### Record excerpts
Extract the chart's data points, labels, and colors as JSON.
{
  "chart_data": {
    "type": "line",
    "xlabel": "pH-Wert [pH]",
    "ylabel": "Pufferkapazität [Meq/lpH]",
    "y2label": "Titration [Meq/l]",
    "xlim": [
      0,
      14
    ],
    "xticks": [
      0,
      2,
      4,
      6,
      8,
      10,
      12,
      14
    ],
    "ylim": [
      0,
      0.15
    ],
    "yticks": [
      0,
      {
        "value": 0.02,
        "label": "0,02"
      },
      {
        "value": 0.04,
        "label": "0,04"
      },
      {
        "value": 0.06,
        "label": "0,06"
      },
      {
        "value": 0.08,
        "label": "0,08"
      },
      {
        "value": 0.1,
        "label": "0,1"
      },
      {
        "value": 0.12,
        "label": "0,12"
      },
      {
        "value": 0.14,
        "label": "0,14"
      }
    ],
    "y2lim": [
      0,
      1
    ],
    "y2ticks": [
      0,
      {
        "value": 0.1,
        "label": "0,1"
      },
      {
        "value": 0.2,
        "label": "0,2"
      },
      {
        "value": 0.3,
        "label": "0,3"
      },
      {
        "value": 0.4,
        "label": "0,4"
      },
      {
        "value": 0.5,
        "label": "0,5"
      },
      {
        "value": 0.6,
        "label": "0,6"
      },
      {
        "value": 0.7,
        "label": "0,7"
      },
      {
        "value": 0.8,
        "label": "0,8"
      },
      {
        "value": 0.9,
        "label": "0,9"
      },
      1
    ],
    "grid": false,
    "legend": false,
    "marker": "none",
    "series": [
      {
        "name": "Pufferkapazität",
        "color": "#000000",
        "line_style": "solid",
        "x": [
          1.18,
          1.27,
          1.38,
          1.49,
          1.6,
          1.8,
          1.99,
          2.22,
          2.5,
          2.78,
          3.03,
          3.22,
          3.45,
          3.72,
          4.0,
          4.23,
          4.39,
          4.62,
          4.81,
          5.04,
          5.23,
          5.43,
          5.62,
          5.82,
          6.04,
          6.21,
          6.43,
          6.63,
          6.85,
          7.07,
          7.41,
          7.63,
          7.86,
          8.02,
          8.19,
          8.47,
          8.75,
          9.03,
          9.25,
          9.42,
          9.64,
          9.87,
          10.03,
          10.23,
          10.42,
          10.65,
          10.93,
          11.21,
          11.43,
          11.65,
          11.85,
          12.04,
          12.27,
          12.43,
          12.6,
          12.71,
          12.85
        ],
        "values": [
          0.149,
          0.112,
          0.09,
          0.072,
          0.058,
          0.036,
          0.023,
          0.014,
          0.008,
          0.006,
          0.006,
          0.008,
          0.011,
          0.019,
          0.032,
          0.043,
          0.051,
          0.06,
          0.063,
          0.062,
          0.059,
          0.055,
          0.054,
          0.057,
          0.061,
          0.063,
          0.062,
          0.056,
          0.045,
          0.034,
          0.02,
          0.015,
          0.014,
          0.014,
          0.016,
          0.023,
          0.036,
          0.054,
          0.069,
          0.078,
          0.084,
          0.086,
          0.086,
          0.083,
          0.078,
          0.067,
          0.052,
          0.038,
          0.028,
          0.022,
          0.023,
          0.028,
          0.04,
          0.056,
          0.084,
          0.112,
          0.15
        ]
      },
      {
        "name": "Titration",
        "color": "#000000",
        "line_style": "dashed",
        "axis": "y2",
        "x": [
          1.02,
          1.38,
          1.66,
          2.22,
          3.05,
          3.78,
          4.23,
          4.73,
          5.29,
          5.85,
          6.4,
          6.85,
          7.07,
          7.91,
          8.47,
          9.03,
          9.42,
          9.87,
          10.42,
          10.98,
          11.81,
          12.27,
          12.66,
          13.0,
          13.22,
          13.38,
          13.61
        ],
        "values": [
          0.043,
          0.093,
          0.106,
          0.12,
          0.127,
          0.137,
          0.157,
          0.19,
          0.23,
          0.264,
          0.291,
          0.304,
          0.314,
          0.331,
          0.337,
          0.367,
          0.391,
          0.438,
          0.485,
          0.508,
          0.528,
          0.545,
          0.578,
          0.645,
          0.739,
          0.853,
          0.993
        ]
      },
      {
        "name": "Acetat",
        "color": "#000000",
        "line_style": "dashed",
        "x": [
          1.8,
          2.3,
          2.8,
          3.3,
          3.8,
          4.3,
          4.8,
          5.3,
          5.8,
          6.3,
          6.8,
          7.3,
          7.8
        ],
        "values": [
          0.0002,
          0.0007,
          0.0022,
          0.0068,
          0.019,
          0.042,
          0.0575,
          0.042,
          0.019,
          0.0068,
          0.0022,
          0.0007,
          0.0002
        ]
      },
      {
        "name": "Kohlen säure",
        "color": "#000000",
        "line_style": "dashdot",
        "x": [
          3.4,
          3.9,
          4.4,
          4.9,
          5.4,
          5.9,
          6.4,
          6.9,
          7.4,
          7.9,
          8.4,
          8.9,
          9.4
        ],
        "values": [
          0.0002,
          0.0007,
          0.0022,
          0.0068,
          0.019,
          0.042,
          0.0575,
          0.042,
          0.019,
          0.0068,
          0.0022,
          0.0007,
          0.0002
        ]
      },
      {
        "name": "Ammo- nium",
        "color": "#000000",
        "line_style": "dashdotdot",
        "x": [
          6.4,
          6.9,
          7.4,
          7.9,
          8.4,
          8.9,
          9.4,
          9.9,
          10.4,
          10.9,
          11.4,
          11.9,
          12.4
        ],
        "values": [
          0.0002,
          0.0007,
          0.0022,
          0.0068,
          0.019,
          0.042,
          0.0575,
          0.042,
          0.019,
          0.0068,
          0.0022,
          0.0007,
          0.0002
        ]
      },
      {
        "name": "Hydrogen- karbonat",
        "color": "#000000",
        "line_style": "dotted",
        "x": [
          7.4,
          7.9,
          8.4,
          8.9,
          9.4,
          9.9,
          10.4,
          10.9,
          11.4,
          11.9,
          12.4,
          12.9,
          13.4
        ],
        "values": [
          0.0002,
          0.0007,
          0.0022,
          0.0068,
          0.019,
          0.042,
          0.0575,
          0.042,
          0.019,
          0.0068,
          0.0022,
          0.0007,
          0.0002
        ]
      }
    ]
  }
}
######
The listing above should be transcribed in full, exactly as written.

Extract the chart's data points, labels, and colors as JSON.
{
  "chart_data": {
    "type": "line",
    "xlabel": "pH-Wert [pH]",
    "ylabel": "Pufferkapazität [Meq/lpH]",
    "y2label": "Titration [Meq/l]",
    "xlim": [
      0,
      14
    ],
    "xticks": [
      0,
      2,
      4,
      6,
      8,
      10,
      12,
      14
    ],
    "ylim": [
      0,
      0.15
    ],
    "yticks": [
      0,
      {
        "value": 0.02,
        "label": "0,02"
      },
      {
        "value": 0.04,
        "label": "0,04"
      },
      {
        "value": 0.06,
        "label": "0,06"
      },
      {
        "value": 0.08,
        "label": "0,08"
      },
      {
        "value": 0.1,
        "label": "0,1"
      },
      {
        "value": 0.12,
        "label": "0,12"
      },
      {
        "value": 0.14,
        "label": "0,14"
      }
    ],
    "y2lim": [
      0,
      1
    ],
    "y2ticks": [
      0,
      {
        "value": 0.1,
        "label": "0,1"
      },
      {
        "value": 0.2,
        "label": "0,2"
      },
      {
        "value": 0.3,
        "label": "0,3"
      },
      {
        "value": 0.4,
        "label": "0,4"
      },
      {
        "value": 0.5,
        "label": "0,5"
      },
      {
        "value": 0.6,
        "label": "0,6"
      },
      {
        "value": 0.7,
        "label": "0,7"
      },
      {
        "value": 0.8,
        "label": "0,8"
      },
      {
        "value": 0.9,
        "label": "0,9"
      },
      1
    ],
    "grid": false,
    "legend": false,
    "marker": "none",
    "series": [
      {
        "name": "Pufferkapazität",
        "color": "#000000",
        "line_style": "solid",
        "x": [
          1.18,
          1.27,
          1.38,
          1.49,
          1.6,
          1.8,
          1.99,
          2.22,
          2.5,
          2.78,
          3.03,
          3.22,
          3.45,
          3.72,
          4.0,
          4.23,
          4.39,
          4.62,
          4.81,
          5.04,
          5.23,
          5.43,
          5.62,
          5.82,
          6.04,
          6.21,
          6.43,
          6.63,
          6.85,
          7.07,
          7.41,
          7.63,
          7.86,
          8.02,
          8.19,
          8.47,
          8.75,
          9.03,
          9.25,
          9.42,
          9.64,
          9.87,
          10.03,
          10.23,
          10.42,
          10.65,
          10.93,
          11.21,
          11.43,
          11.65,
          11.85,
          12.04,
          12.27,
          12.43,
          12.6,
          12.71,
          12.85
        ],
        "values": [
          0.149,
          0.112,
          0.09,
          0.072,
          0.058,
          0.036,
          0.023,
          0.014,
          0.008,
          0.006,
          0.006,
          0.008,
          0.011,
          0.019,
          0.032,
          0.043,
          0.051,
          0.06,
          0.063,
          0.062,
          0.059,
          0.055,
          0.054,
          0.057,
          0.061,
          0.063,
          0.062,
          0.056,
          0.045,
          0.034,
          0.02,
          0.015,
          0.014,
          0.014,
          0.016,
          0.023,
          0.036,
          0.054,
          0.069,
          0.078,
          0.084,
          0.086,
          0.086,
          0.083,
          0.078,
          0.067,
          0.052,
          0.038,
          0.028,
          0.022,
          0.023,
          0.028,
          0.04,
          0.056,
          0.084,
          0.112,
          0.15
        ]
      },
      {
        "name": "Titration",
        "color": "#000000",
        "line_style": "dashed",
        "axis": "y2",
        "x": [
          1.02,
          1.38,
          1.66,
          2.22,
          3.05,
          3.78,
          4.23,
          4.73,
          5.29,
          5.85,
          6.4,
          6.85,
          7.07,
          7.91,
          8.47,
          9.03,
          9.42,
          9.87,
          10.42,
          10.98,
          11.81,
          12.27,
          12.66,
          13.0,
          13.22,
          13.38,
          13.61
        ],
        "values": [
          0.043,
          0.093,
          0.106,
          0.12,
          0.127,
          0.137,
          0.157,
          0.19,
          0.23,
          0.264,
          0.291,
          0.304,
          0.314,
          0.331,
          0.337,
          0.367,
          0.391,
          0.438,
          0.485,
          0.508,
          0.528,
          0.545,
          0.578,
          0.645,
          0.739,
          0.853,
          0.993
        ]
      },
      {
        "name": "Acetat",
        "color": "#000000",
        "line_style": "dashed",
        "x": [
          1.8,
          2.3,
          2.8,
          3.3,
          3.8,
          4.3,
          4.8,
          5.3,
          5.8,
          6.3,
          6.8,
          7.3,
          7.8
        ],
        "values": [
          0.0002,
          0.0007,
          0.0022,
          0.0068,
          0.019,
          0.042,
          0.0575,
          0.042,
          0.019,
          0.0068,
          0.0022,
          0.0007,
          0.0002
        ]
      },
      {
        "name": "Kohlen säure",
        "color": "#000000",
        "line_style": "dashdot",
        "x": [
          3.4,
          3.9,
          4.4,
          4.9,
          5.4,
          5.9,
          6.4,
          6.9,
          7.4,
          7.9,
          8.4,
          8.9,
          9.4
        ],
        "values": [
          0.0002,
          0.0007,
          0.0022,
          0.0068,
          0.019,
          0.042,
          0.0575,
          0.042,
          0.019,
          0.0068,
          0.0022,
          0.0007,
          0.0002
        ]
      },
      {
        "name": "Ammo- nium",
        "color": "#000000",
        "line_style": "dashdotdot",
        "x": [
          6.4,
          6.9,
          7.4,
          7.9,
          8.4,
          8.9,
          9.4,
          9.9,
          10.4,
          10.9,
          11.4,
          11.9,
          12.4
        ],
        "values": [
          0.0002,
          0.0007,
          0.0022,
          0.0068,
          0.019,
          0.042,
          0.0575,
          0.042,
          0.019,
          0.0068,
          0.0022,
          0.0007,
          0.0002
        ]
      },
      {
        "name": "Hydrogen- karbonat",
        "color": "#000000",
        "line_style": "dotted",
        "x": [
          7.4,
          7.9,
          8.4,
          8.9,
          9.4,
          9.9,
          10.4,
          10.9,
          11.4,
          11.9,
          12.4,
          12.9,
          13.4
        ],
        "values": [
          0.0002,
          0.0007,
          0.0022,
          0.0068,
          0.019,
          0.042,
          0.0575,
          0.042,
          0.019,
          0.0068,
          0.0022,
          0.0007,
          0.0002
        ]
      }
    ]
  }
}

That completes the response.